### Required task:
Each record that follows should be repeated exactly, minus any images.

[Chart and figure data]
[Start]

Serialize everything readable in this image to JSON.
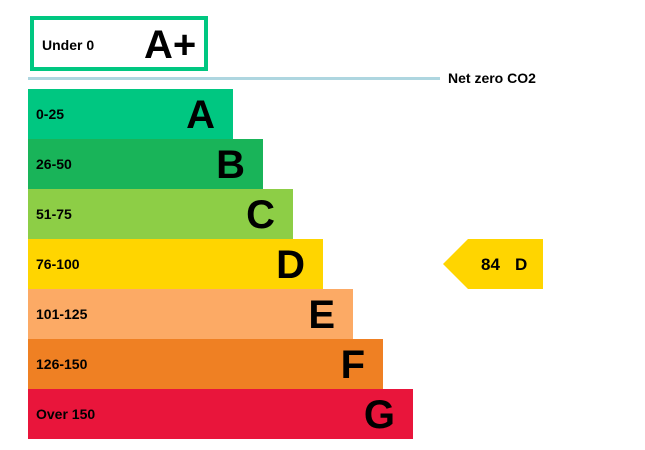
{
  "chart_data": {
    "type": "bar",
    "top_band": {
      "range": "Under 0",
      "letter": "A+",
      "color": "#00c781"
    },
    "net_zero_label": "Net zero CO2",
    "bands": [
      {
        "range": "0-25",
        "letter": "A",
        "color": "#00c781"
      },
      {
        "range": "26-50",
        "letter": "B",
        "color": "#19b459"
      },
      {
        "range": "51-75",
        "letter": "C",
        "color": "#8dce46"
      },
      {
        "range": "76-100",
        "letter": "D",
        "color": "#ffd500"
      },
      {
        "range": "101-125",
        "letter": "E",
        "color": "#fcaa65"
      },
      {
        "range": "126-150",
        "letter": "F",
        "color": "#ef8023"
      },
      {
        "range": "Over 150",
        "letter": "G",
        "color": "#e9153b"
      }
    ],
    "current": {
      "value": "84",
      "letter": "D",
      "color": "#ffd500"
    }
  }
}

[End]

### The answer:
Serialize everything readable in this image to JSON.
{
  "chart_data": {
    "type": "bar",
    "top_band": {
      "range": "Under 0",
      "letter": "A+",
      "color": "#00c781"
    },
    "net_zero_label": "Net zero CO2",
    "bands": [
      {
        "range": "0-25",
        "letter": "A",
        "color": "#00c781"
      },
      {
        "range": "26-50",
        "letter": "B",
        "color": "#19b459"
      },
      {
        "range": "51-75",
        "letter": "C",
        "color": "#8dce46"
      },
      {
        "range": "76-100",
        "letter": "D",
        "color": "#ffd500"
      },
      {
        "range": "101-125",
        "letter": "E",
        "color": "#fcaa65"
      },
      {
        "range": "126-150",
        "letter": "F",
        "color": "#ef8023"
      },
      {
        "range": "Over 150",
        "letter": "G",
        "color": "#e9153b"
      }
    ],
    "current": {
      "value": "84",
      "letter": "D",
      "color": "#ffd500"
    }
  }
}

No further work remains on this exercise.